• [WHAT NEEDS TO BE DONE]
Transcribe every record that appears below, exactly and in full.

• [INPUT MATERIAL]

▬▬▬

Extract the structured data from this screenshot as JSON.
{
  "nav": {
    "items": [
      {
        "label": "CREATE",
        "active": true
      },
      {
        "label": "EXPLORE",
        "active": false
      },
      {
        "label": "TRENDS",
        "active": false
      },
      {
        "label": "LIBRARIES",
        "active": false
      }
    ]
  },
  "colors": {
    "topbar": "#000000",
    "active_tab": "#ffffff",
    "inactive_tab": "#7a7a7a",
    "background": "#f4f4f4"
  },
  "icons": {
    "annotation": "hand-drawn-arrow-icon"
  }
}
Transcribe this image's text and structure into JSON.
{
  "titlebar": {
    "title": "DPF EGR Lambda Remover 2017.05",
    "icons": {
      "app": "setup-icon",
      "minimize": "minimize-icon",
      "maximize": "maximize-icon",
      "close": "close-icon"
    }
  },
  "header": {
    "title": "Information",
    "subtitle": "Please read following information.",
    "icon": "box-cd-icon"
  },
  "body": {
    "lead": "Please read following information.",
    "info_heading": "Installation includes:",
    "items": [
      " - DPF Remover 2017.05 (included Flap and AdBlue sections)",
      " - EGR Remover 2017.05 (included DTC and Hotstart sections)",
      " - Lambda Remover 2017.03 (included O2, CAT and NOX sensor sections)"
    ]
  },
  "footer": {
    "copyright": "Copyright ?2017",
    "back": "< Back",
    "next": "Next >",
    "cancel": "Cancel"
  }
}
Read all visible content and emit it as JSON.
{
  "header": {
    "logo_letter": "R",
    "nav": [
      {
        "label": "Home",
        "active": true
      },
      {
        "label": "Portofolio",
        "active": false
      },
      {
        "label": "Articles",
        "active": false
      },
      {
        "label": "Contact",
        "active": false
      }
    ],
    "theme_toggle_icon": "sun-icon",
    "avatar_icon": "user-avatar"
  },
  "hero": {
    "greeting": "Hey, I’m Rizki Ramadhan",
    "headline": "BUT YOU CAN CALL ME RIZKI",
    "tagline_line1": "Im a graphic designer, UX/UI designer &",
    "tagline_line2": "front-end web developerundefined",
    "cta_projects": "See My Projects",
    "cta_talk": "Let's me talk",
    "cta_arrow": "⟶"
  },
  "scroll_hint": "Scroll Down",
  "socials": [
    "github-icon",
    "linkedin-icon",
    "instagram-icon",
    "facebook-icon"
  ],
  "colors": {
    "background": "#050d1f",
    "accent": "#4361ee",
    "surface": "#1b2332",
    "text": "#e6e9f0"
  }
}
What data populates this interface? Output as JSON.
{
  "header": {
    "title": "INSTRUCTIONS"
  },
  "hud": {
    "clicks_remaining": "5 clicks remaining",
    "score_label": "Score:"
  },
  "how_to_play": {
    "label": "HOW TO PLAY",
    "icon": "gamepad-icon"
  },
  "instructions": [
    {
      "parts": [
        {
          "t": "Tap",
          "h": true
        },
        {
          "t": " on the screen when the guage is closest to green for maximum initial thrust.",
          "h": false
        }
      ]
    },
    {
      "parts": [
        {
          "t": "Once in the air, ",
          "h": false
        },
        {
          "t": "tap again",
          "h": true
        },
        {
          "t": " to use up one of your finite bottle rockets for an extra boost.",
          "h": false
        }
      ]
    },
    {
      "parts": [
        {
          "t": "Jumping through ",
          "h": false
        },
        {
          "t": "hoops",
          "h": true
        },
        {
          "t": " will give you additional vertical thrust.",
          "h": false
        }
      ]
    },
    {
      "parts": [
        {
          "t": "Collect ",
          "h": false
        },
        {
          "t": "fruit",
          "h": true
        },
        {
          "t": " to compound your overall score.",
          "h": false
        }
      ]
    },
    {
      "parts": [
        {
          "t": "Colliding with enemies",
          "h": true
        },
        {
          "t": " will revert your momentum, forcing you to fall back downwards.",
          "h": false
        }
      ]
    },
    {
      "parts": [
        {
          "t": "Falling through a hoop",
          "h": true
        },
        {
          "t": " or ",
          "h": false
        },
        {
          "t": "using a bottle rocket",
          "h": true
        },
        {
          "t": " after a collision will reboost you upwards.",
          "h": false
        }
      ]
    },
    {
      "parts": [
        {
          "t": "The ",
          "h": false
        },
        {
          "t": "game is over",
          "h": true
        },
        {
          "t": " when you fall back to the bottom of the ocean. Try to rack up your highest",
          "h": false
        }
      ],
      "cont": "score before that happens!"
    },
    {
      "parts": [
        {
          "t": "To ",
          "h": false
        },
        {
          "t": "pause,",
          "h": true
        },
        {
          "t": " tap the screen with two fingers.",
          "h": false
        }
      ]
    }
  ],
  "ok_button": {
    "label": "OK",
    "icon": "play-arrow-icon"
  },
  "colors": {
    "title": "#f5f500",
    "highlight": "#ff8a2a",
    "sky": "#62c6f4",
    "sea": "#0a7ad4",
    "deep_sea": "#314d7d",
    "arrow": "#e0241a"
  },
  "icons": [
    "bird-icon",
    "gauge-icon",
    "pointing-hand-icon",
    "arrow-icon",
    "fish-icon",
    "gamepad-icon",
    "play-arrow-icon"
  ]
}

▬▬▬

• [THE RESPONSE]
Extract the structured data from this screenshot as JSON.
{
  "nav": {
    "items": [
      {
        "label": "CREATE",
        "active": true
      },
      {
        "label": "EXPLORE",
        "active": false
      },
      {
        "label": "TRENDS",
        "active": false
      },
      {
        "label": "LIBRARIES",
        "active": false
      }
    ]
  },
  "colors": {
    "topbar": "#000000",
    "active_tab": "#ffffff",
    "inactive_tab": "#7a7a7a",
    "background": "#f4f4f4"
  },
  "icons": {
    "annotation": "hand-drawn-arrow-icon"
  }
}
Transcribe this image's text and structure into JSON.
{
  "titlebar": {
    "title": "DPF EGR Lambda Remover 2017.05",
    "icons": {
      "app": "setup-icon",
      "minimize": "minimize-icon",
      "maximize": "maximize-icon",
      "close": "close-icon"
    }
  },
  "header": {
    "title": "Information",
    "subtitle": "Please read following information.",
    "icon": "box-cd-icon"
  },
  "body": {
    "lead": "Please read following information.",
    "info_heading": "Installation includes:",
    "items": [
      " - DPF Remover 2017.05 (included Flap and AdBlue sections)",
      " - EGR Remover 2017.05 (included DTC and Hotstart sections)",
      " - Lambda Remover 2017.03 (included O2, CAT and NOX sensor sections)"
    ]
  },
  "footer": {
    "copyright": "Copyright ?2017",
    "back": "< Back",
    "next": "Next >",
    "cancel": "Cancel"
  }
}
Read all visible content and emit it as JSON.
{
  "header": {
    "logo_letter": "R",
    "nav": [
      {
        "label": "Home",
        "active": true
      },
      {
        "label": "Portofolio",
        "active": false
      },
      {
        "label": "Articles",
        "active": false
      },
      {
        "label": "Contact",
        "active": false
      }
    ],
    "theme_toggle_icon": "sun-icon",
    "avatar_icon": "user-avatar"
  },
  "hero": {
    "greeting": "Hey, I’m Rizki Ramadhan",
    "headline": "BUT YOU CAN CALL ME RIZKI",
    "tagline_line1": "Im a graphic designer, UX/UI designer &",
    "tagline_line2": "front-end web developerundefined",
    "cta_projects": "See My Projects",
    "cta_talk": "Let's me talk",
    "cta_arrow": "⟶"
  },
  "scroll_hint": "Scroll Down",
  "socials": [
    "github-icon",
    "linkedin-icon",
    "instagram-icon",
    "facebook-icon"
  ],
  "colors": {
    "background": "#050d1f",
    "accent": "#4361ee",
    "surface": "#1b2332",
    "text": "#e6e9f0"
  }
}
What data populates this interface? Output as JSON.
{
  "header": {
    "title": "INSTRUCTIONS"
  },
  "hud": {
    "clicks_remaining": "5 clicks remaining",
    "score_label": "Score:"
  },
  "how_to_play": {
    "label": "HOW TO PLAY",
    "icon": "gamepad-icon"
  },
  "instructions": [
    {
      "parts": [
        {
          "t": "Tap",
          "h": true
        },
        {
          "t": " on the screen when the guage is closest to green for maximum initial thrust.",
          "h": false
        }
      ]
    },
    {
      "parts": [
        {
          "t": "Once in the air, ",
          "h": false
        },
        {
          "t": "tap again",
          "h": true
        },
        {
          "t": " to use up one of your finite bottle rockets for an extra boost.",
          "h": false
        }
      ]
    },
    {
      "parts": [
        {
          "t": "Jumping through ",
          "h": false
        },
        {
          "t": "hoops",
          "h": true
        },
        {
          "t": " will give you additional vertical thrust.",
          "h": false
        }
      ]
    },
    {
      "parts": [
        {
          "t": "Collect ",
          "h": false
        },
        {
          "t": "fruit",
          "h": true
        },
        {
          "t": " to compound your overall score.",
          "h": false
        }
      ]
    },
    {
      "parts": [
        {
          "t": "Colliding with enemies",
          "h": true
        },
        {
          "t": " will revert your momentum, forcing you to fall back downwards.",
          "h": false
        }
      ]
    },
    {
      "parts": [
        {
          "t": "Falling through a hoop",
          "h": true
        },
        {
          "t": " or ",
          "h": false
        },
        {
          "t": "using a bottle rocket",
          "h": true
        },
        {
          "t": " after a collision will reboost you upwards.",
          "h": false
        }
      ]
    },
    {
      "parts": [
        {
          "t": "The ",
          "h": false
        },
        {
          "t": "game is over",
          "h": true
        },
        {
          "t": " when you fall back to the bottom of the ocean. Try to rack up your highest",
          "h": false
        }
      ],
      "cont": "score before that happens!"
    },
    {
      "parts": [
        {
          "t": "To ",
          "h": false
        },
        {
          "t": "pause,",
          "h": true
        },
        {
          "t": " tap the screen with two fingers.",
          "h": false
        }
      ]
    }
  ],
  "ok_button": {
    "label": "OK",
    "icon": "play-arrow-icon"
  },
  "colors": {
    "title": "#f5f500",
    "highlight": "#ff8a2a",
    "sky": "#62c6f4",
    "sea": "#0a7ad4",
    "deep_sea": "#314d7d",
    "arrow": "#e0241a"
  },
  "icons": [
    "bird-icon",
    "gauge-icon",
    "pointing-hand-icon",
    "arrow-icon",
    "fish-icon",
    "gamepad-icon",
    "play-arrow-icon"
  ]
}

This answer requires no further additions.